RECORD EXTRACTS>
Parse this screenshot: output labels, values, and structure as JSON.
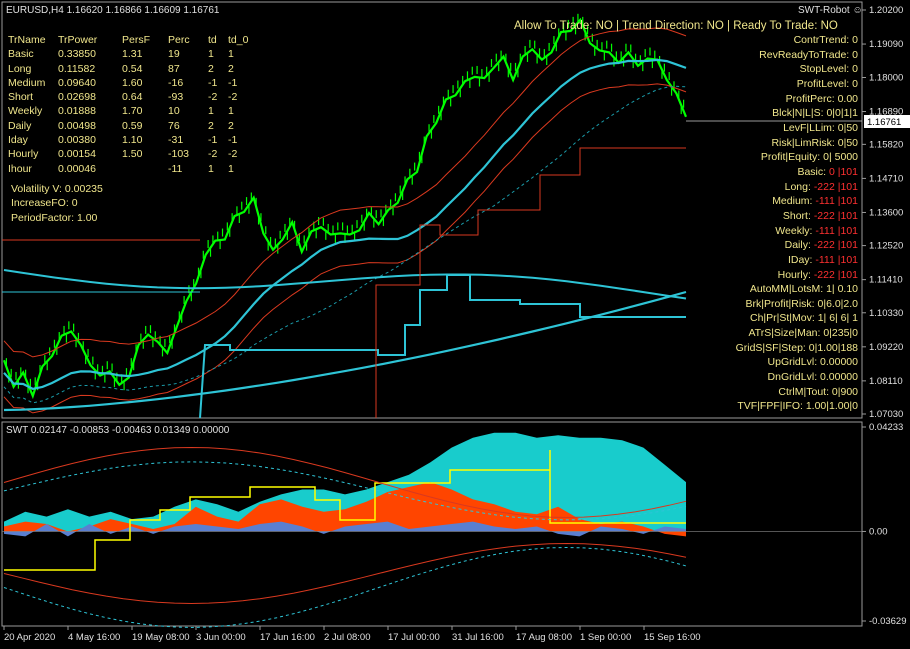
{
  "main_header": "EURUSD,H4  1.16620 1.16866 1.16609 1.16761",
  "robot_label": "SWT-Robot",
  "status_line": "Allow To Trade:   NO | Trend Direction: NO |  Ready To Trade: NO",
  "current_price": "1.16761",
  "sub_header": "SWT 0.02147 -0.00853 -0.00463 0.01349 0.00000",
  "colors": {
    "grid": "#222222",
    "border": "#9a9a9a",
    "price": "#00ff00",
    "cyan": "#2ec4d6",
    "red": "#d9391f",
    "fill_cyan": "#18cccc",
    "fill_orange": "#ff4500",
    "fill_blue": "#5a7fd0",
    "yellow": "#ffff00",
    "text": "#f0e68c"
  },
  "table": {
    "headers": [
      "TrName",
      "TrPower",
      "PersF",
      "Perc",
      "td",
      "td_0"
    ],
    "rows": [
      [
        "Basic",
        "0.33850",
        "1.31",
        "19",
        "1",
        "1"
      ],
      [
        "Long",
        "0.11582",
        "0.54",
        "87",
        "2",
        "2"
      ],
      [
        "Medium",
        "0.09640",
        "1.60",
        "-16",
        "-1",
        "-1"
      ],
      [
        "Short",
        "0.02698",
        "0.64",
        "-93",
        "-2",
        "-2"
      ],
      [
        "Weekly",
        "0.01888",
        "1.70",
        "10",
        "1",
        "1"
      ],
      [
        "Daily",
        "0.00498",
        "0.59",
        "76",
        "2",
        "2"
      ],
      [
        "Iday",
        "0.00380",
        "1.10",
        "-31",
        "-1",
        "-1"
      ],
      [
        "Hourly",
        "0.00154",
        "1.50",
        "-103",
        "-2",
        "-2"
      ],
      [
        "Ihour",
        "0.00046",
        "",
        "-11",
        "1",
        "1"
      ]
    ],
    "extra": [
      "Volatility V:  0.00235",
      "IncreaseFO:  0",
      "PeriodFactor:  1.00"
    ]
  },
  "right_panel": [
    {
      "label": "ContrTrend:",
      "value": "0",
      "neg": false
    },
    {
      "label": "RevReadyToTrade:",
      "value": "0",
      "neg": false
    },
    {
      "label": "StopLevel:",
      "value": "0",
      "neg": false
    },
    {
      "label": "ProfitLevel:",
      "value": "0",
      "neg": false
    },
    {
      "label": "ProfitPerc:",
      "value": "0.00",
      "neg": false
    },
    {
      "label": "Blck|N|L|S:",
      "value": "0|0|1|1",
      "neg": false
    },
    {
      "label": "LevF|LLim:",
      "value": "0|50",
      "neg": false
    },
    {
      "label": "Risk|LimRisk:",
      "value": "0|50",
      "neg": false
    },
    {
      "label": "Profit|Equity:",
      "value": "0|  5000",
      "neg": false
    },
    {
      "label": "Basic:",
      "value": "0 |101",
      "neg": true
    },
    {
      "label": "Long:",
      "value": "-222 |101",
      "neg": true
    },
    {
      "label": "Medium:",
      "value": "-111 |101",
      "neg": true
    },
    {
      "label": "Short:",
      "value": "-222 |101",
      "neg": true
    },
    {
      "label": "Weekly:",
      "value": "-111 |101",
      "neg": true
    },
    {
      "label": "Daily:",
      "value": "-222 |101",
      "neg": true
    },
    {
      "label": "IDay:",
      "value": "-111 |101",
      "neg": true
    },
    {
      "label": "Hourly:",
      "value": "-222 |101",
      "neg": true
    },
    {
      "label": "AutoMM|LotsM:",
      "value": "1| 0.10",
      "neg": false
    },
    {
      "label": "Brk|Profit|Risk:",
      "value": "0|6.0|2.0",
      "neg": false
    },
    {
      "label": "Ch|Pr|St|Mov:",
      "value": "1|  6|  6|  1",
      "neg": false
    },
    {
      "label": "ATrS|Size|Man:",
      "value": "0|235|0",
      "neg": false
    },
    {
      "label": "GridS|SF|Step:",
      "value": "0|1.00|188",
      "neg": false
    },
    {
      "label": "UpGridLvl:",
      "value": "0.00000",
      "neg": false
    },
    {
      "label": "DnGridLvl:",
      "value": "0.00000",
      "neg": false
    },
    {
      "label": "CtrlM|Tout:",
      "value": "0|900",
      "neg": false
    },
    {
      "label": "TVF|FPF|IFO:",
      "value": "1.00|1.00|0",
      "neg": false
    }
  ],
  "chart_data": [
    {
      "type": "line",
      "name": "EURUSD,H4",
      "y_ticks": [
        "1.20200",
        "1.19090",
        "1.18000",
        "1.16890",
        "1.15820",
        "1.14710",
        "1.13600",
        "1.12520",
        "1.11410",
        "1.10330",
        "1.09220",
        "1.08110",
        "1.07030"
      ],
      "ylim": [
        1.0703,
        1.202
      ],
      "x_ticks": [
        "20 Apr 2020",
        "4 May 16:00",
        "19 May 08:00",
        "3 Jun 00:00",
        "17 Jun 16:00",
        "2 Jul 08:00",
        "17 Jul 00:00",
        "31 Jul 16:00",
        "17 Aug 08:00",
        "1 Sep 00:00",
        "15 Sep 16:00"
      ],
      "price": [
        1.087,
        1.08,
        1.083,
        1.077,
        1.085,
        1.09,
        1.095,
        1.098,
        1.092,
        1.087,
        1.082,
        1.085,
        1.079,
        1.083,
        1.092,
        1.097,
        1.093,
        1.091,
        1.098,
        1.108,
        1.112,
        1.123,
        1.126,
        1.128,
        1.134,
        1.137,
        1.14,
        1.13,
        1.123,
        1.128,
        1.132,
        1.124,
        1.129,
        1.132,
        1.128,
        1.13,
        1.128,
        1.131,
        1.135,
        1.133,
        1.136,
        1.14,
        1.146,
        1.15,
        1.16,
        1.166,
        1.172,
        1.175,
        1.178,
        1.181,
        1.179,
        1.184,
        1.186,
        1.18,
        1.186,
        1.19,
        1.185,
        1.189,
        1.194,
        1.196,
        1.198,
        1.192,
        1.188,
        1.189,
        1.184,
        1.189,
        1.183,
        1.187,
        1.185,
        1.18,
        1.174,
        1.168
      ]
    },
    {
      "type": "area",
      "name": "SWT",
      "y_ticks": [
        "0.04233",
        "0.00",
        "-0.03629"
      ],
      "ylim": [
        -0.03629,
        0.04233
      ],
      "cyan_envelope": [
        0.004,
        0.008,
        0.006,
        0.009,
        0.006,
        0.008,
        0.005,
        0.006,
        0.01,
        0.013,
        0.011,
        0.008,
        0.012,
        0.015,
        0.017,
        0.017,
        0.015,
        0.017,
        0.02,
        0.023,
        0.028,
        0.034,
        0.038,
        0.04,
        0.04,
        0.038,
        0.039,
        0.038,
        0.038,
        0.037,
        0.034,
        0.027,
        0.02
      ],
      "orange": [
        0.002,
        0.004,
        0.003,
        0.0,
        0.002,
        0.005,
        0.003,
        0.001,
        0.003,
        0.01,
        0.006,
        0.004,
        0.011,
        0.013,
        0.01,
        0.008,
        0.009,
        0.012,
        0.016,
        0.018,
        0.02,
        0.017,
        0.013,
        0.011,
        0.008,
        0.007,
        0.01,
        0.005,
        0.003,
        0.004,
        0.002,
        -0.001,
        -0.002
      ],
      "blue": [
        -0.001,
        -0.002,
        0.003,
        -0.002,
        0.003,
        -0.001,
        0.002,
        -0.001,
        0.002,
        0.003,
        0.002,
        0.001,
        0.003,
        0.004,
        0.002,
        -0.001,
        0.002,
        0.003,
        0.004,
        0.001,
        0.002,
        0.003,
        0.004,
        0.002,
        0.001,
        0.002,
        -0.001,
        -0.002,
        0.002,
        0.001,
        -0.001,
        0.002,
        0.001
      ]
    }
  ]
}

WHAT YOU ARE ASKED TO DO>
Copy out the records above in full, exactly as written, but not the pictures.

FINAL RESULT>
Parse this screenshot: output labels, values, and structure as JSON.
{
  "main_header": "EURUSD,H4  1.16620 1.16866 1.16609 1.16761",
  "robot_label": "SWT-Robot",
  "status_line": "Allow To Trade:   NO | Trend Direction: NO |  Ready To Trade: NO",
  "current_price": "1.16761",
  "sub_header": "SWT 0.02147 -0.00853 -0.00463 0.01349 0.00000",
  "colors": {
    "grid": "#222222",
    "border": "#9a9a9a",
    "price": "#00ff00",
    "cyan": "#2ec4d6",
    "red": "#d9391f",
    "fill_cyan": "#18cccc",
    "fill_orange": "#ff4500",
    "fill_blue": "#5a7fd0",
    "yellow": "#ffff00",
    "text": "#f0e68c"
  },
  "table": {
    "headers": [
      "TrName",
      "TrPower",
      "PersF",
      "Perc",
      "td",
      "td_0"
    ],
    "rows": [
      [
        "Basic",
        "0.33850",
        "1.31",
        "19",
        "1",
        "1"
      ],
      [
        "Long",
        "0.11582",
        "0.54",
        "87",
        "2",
        "2"
      ],
      [
        "Medium",
        "0.09640",
        "1.60",
        "-16",
        "-1",
        "-1"
      ],
      [
        "Short",
        "0.02698",
        "0.64",
        "-93",
        "-2",
        "-2"
      ],
      [
        "Weekly",
        "0.01888",
        "1.70",
        "10",
        "1",
        "1"
      ],
      [
        "Daily",
        "0.00498",
        "0.59",
        "76",
        "2",
        "2"
      ],
      [
        "Iday",
        "0.00380",
        "1.10",
        "-31",
        "-1",
        "-1"
      ],
      [
        "Hourly",
        "0.00154",
        "1.50",
        "-103",
        "-2",
        "-2"
      ],
      [
        "Ihour",
        "0.00046",
        "",
        "-11",
        "1",
        "1"
      ]
    ],
    "extra": [
      "Volatility V:  0.00235",
      "IncreaseFO:  0",
      "PeriodFactor:  1.00"
    ]
  },
  "right_panel": [
    {
      "label": "ContrTrend:",
      "value": "0",
      "neg": false
    },
    {
      "label": "RevReadyToTrade:",
      "value": "0",
      "neg": false
    },
    {
      "label": "StopLevel:",
      "value": "0",
      "neg": false
    },
    {
      "label": "ProfitLevel:",
      "value": "0",
      "neg": false
    },
    {
      "label": "ProfitPerc:",
      "value": "0.00",
      "neg": false
    },
    {
      "label": "Blck|N|L|S:",
      "value": "0|0|1|1",
      "neg": false
    },
    {
      "label": "LevF|LLim:",
      "value": "0|50",
      "neg": false
    },
    {
      "label": "Risk|LimRisk:",
      "value": "0|50",
      "neg": false
    },
    {
      "label": "Profit|Equity:",
      "value": "0|  5000",
      "neg": false
    },
    {
      "label": "Basic:",
      "value": "0 |101",
      "neg": true
    },
    {
      "label": "Long:",
      "value": "-222 |101",
      "neg": true
    },
    {
      "label": "Medium:",
      "value": "-111 |101",
      "neg": true
    },
    {
      "label": "Short:",
      "value": "-222 |101",
      "neg": true
    },
    {
      "label": "Weekly:",
      "value": "-111 |101",
      "neg": true
    },
    {
      "label": "Daily:",
      "value": "-222 |101",
      "neg": true
    },
    {
      "label": "IDay:",
      "value": "-111 |101",
      "neg": true
    },
    {
      "label": "Hourly:",
      "value": "-222 |101",
      "neg": true
    },
    {
      "label": "AutoMM|LotsM:",
      "value": "1| 0.10",
      "neg": false
    },
    {
      "label": "Brk|Profit|Risk:",
      "value": "0|6.0|2.0",
      "neg": false
    },
    {
      "label": "Ch|Pr|St|Mov:",
      "value": "1|  6|  6|  1",
      "neg": false
    },
    {
      "label": "ATrS|Size|Man:",
      "value": "0|235|0",
      "neg": false
    },
    {
      "label": "GridS|SF|Step:",
      "value": "0|1.00|188",
      "neg": false
    },
    {
      "label": "UpGridLvl:",
      "value": "0.00000",
      "neg": false
    },
    {
      "label": "DnGridLvl:",
      "value": "0.00000",
      "neg": false
    },
    {
      "label": "CtrlM|Tout:",
      "value": "0|900",
      "neg": false
    },
    {
      "label": "TVF|FPF|IFO:",
      "value": "1.00|1.00|0",
      "neg": false
    }
  ],
  "chart_data": [
    {
      "type": "line",
      "name": "EURUSD,H4",
      "y_ticks": [
        "1.20200",
        "1.19090",
        "1.18000",
        "1.16890",
        "1.15820",
        "1.14710",
        "1.13600",
        "1.12520",
        "1.11410",
        "1.10330",
        "1.09220",
        "1.08110",
        "1.07030"
      ],
      "ylim": [
        1.0703,
        1.202
      ],
      "x_ticks": [
        "20 Apr 2020",
        "4 May 16:00",
        "19 May 08:00",
        "3 Jun 00:00",
        "17 Jun 16:00",
        "2 Jul 08:00",
        "17 Jul 00:00",
        "31 Jul 16:00",
        "17 Aug 08:00",
        "1 Sep 00:00",
        "15 Sep 16:00"
      ],
      "price": [
        1.087,
        1.08,
        1.083,
        1.077,
        1.085,
        1.09,
        1.095,
        1.098,
        1.092,
        1.087,
        1.082,
        1.085,
        1.079,
        1.083,
        1.092,
        1.097,
        1.093,
        1.091,
        1.098,
        1.108,
        1.112,
        1.123,
        1.126,
        1.128,
        1.134,
        1.137,
        1.14,
        1.13,
        1.123,
        1.128,
        1.132,
        1.124,
        1.129,
        1.132,
        1.128,
        1.13,
        1.128,
        1.131,
        1.135,
        1.133,
        1.136,
        1.14,
        1.146,
        1.15,
        1.16,
        1.166,
        1.172,
        1.175,
        1.178,
        1.181,
        1.179,
        1.184,
        1.186,
        1.18,
        1.186,
        1.19,
        1.185,
        1.189,
        1.194,
        1.196,
        1.198,
        1.192,
        1.188,
        1.189,
        1.184,
        1.189,
        1.183,
        1.187,
        1.185,
        1.18,
        1.174,
        1.168
      ]
    },
    {
      "type": "area",
      "name": "SWT",
      "y_ticks": [
        "0.04233",
        "0.00",
        "-0.03629"
      ],
      "ylim": [
        -0.03629,
        0.04233
      ],
      "cyan_envelope": [
        0.004,
        0.008,
        0.006,
        0.009,
        0.006,
        0.008,
        0.005,
        0.006,
        0.01,
        0.013,
        0.011,
        0.008,
        0.012,
        0.015,
        0.017,
        0.017,
        0.015,
        0.017,
        0.02,
        0.023,
        0.028,
        0.034,
        0.038,
        0.04,
        0.04,
        0.038,
        0.039,
        0.038,
        0.038,
        0.037,
        0.034,
        0.027,
        0.02
      ],
      "orange": [
        0.002,
        0.004,
        0.003,
        0.0,
        0.002,
        0.005,
        0.003,
        0.001,
        0.003,
        0.01,
        0.006,
        0.004,
        0.011,
        0.013,
        0.01,
        0.008,
        0.009,
        0.012,
        0.016,
        0.018,
        0.02,
        0.017,
        0.013,
        0.011,
        0.008,
        0.007,
        0.01,
        0.005,
        0.003,
        0.004,
        0.002,
        -0.001,
        -0.002
      ],
      "blue": [
        -0.001,
        -0.002,
        0.003,
        -0.002,
        0.003,
        -0.001,
        0.002,
        -0.001,
        0.002,
        0.003,
        0.002,
        0.001,
        0.003,
        0.004,
        0.002,
        -0.001,
        0.002,
        0.003,
        0.004,
        0.001,
        0.002,
        0.003,
        0.004,
        0.002,
        0.001,
        0.002,
        -0.001,
        -0.002,
        0.002,
        0.001,
        -0.001,
        0.002,
        0.001
      ]
    }
  ]
}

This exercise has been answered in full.